--- Start Records for the exercise ---

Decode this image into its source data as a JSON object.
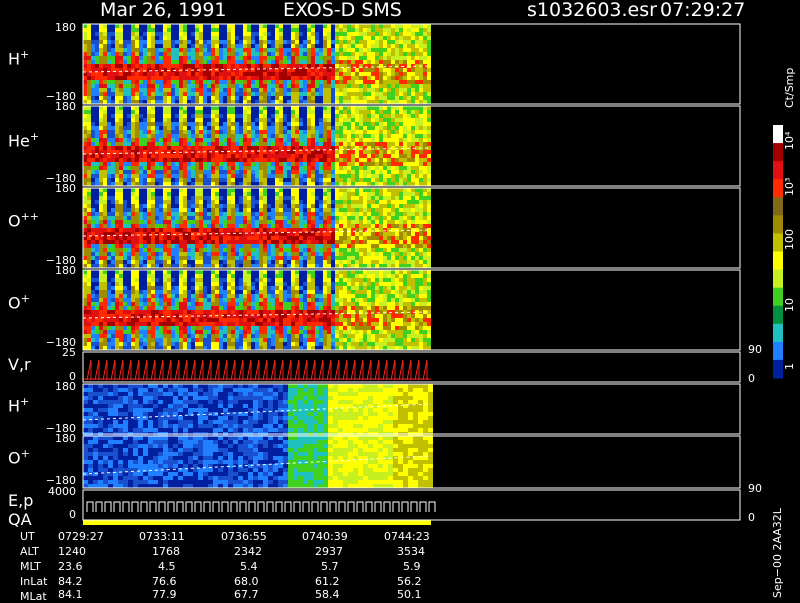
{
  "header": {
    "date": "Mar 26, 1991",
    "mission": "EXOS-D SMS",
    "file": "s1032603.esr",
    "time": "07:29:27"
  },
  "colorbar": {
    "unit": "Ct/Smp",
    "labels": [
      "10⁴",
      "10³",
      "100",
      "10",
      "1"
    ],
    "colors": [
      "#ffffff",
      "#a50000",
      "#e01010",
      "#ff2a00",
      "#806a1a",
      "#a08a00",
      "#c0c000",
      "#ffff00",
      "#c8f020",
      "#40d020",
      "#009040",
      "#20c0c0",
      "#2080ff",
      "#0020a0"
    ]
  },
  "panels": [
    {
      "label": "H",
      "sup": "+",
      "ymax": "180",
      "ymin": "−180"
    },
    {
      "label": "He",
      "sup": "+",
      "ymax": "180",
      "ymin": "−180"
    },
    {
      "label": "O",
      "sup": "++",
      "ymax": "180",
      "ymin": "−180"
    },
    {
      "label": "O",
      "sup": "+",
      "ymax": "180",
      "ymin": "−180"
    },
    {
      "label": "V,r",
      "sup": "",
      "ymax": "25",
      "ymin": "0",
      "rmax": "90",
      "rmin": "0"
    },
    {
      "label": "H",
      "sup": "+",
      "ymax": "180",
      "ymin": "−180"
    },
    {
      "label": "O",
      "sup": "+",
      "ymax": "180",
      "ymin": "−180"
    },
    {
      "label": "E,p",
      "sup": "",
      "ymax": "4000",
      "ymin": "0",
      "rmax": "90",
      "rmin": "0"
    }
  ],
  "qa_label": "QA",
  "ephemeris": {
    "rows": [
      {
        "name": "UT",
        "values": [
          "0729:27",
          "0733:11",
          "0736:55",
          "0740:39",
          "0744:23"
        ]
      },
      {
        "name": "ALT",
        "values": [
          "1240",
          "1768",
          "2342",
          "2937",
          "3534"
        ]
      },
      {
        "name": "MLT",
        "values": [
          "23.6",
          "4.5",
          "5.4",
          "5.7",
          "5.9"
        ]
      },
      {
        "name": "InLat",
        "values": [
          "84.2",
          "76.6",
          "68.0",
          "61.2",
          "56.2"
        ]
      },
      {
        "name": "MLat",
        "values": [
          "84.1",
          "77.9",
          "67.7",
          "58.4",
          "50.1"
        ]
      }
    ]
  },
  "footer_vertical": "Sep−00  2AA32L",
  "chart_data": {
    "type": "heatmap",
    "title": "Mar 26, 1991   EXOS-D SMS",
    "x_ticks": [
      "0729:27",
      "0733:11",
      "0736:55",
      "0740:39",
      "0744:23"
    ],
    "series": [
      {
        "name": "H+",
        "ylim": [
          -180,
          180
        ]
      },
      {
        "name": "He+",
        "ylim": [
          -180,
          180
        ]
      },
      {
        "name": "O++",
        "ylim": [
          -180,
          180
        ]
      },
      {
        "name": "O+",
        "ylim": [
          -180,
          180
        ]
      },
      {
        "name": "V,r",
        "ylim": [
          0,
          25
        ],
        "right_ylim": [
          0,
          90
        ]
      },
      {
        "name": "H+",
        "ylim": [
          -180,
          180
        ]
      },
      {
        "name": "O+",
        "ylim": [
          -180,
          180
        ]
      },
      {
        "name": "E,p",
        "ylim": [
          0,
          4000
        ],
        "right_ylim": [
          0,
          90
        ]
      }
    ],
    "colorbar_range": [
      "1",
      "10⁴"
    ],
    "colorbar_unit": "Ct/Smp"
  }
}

--- End Records for the exercise ---

## [To do]
Transcribe every line in the entries above, taking out only the images.

## [Exercise answer]
Decode this image into its source data as a JSON object.
{
  "header": {
    "date": "Mar 26, 1991",
    "mission": "EXOS-D SMS",
    "file": "s1032603.esr",
    "time": "07:29:27"
  },
  "colorbar": {
    "unit": "Ct/Smp",
    "labels": [
      "10⁴",
      "10³",
      "100",
      "10",
      "1"
    ],
    "colors": [
      "#ffffff",
      "#a50000",
      "#e01010",
      "#ff2a00",
      "#806a1a",
      "#a08a00",
      "#c0c000",
      "#ffff00",
      "#c8f020",
      "#40d020",
      "#009040",
      "#20c0c0",
      "#2080ff",
      "#0020a0"
    ]
  },
  "panels": [
    {
      "label": "H",
      "sup": "+",
      "ymax": "180",
      "ymin": "−180"
    },
    {
      "label": "He",
      "sup": "+",
      "ymax": "180",
      "ymin": "−180"
    },
    {
      "label": "O",
      "sup": "++",
      "ymax": "180",
      "ymin": "−180"
    },
    {
      "label": "O",
      "sup": "+",
      "ymax": "180",
      "ymin": "−180"
    },
    {
      "label": "V,r",
      "sup": "",
      "ymax": "25",
      "ymin": "0",
      "rmax": "90",
      "rmin": "0"
    },
    {
      "label": "H",
      "sup": "+",
      "ymax": "180",
      "ymin": "−180"
    },
    {
      "label": "O",
      "sup": "+",
      "ymax": "180",
      "ymin": "−180"
    },
    {
      "label": "E,p",
      "sup": "",
      "ymax": "4000",
      "ymin": "0",
      "rmax": "90",
      "rmin": "0"
    }
  ],
  "qa_label": "QA",
  "ephemeris": {
    "rows": [
      {
        "name": "UT",
        "values": [
          "0729:27",
          "0733:11",
          "0736:55",
          "0740:39",
          "0744:23"
        ]
      },
      {
        "name": "ALT",
        "values": [
          "1240",
          "1768",
          "2342",
          "2937",
          "3534"
        ]
      },
      {
        "name": "MLT",
        "values": [
          "23.6",
          "4.5",
          "5.4",
          "5.7",
          "5.9"
        ]
      },
      {
        "name": "InLat",
        "values": [
          "84.2",
          "76.6",
          "68.0",
          "61.2",
          "56.2"
        ]
      },
      {
        "name": "MLat",
        "values": [
          "84.1",
          "77.9",
          "67.7",
          "58.4",
          "50.1"
        ]
      }
    ]
  },
  "footer_vertical": "Sep−00  2AA32L",
  "chart_data": {
    "type": "heatmap",
    "title": "Mar 26, 1991   EXOS-D SMS",
    "x_ticks": [
      "0729:27",
      "0733:11",
      "0736:55",
      "0740:39",
      "0744:23"
    ],
    "series": [
      {
        "name": "H+",
        "ylim": [
          -180,
          180
        ]
      },
      {
        "name": "He+",
        "ylim": [
          -180,
          180
        ]
      },
      {
        "name": "O++",
        "ylim": [
          -180,
          180
        ]
      },
      {
        "name": "O+",
        "ylim": [
          -180,
          180
        ]
      },
      {
        "name": "V,r",
        "ylim": [
          0,
          25
        ],
        "right_ylim": [
          0,
          90
        ]
      },
      {
        "name": "H+",
        "ylim": [
          -180,
          180
        ]
      },
      {
        "name": "O+",
        "ylim": [
          -180,
          180
        ]
      },
      {
        "name": "E,p",
        "ylim": [
          0,
          4000
        ],
        "right_ylim": [
          0,
          90
        ]
      }
    ],
    "colorbar_range": [
      "1",
      "10⁴"
    ],
    "colorbar_unit": "Ct/Smp"
  }
}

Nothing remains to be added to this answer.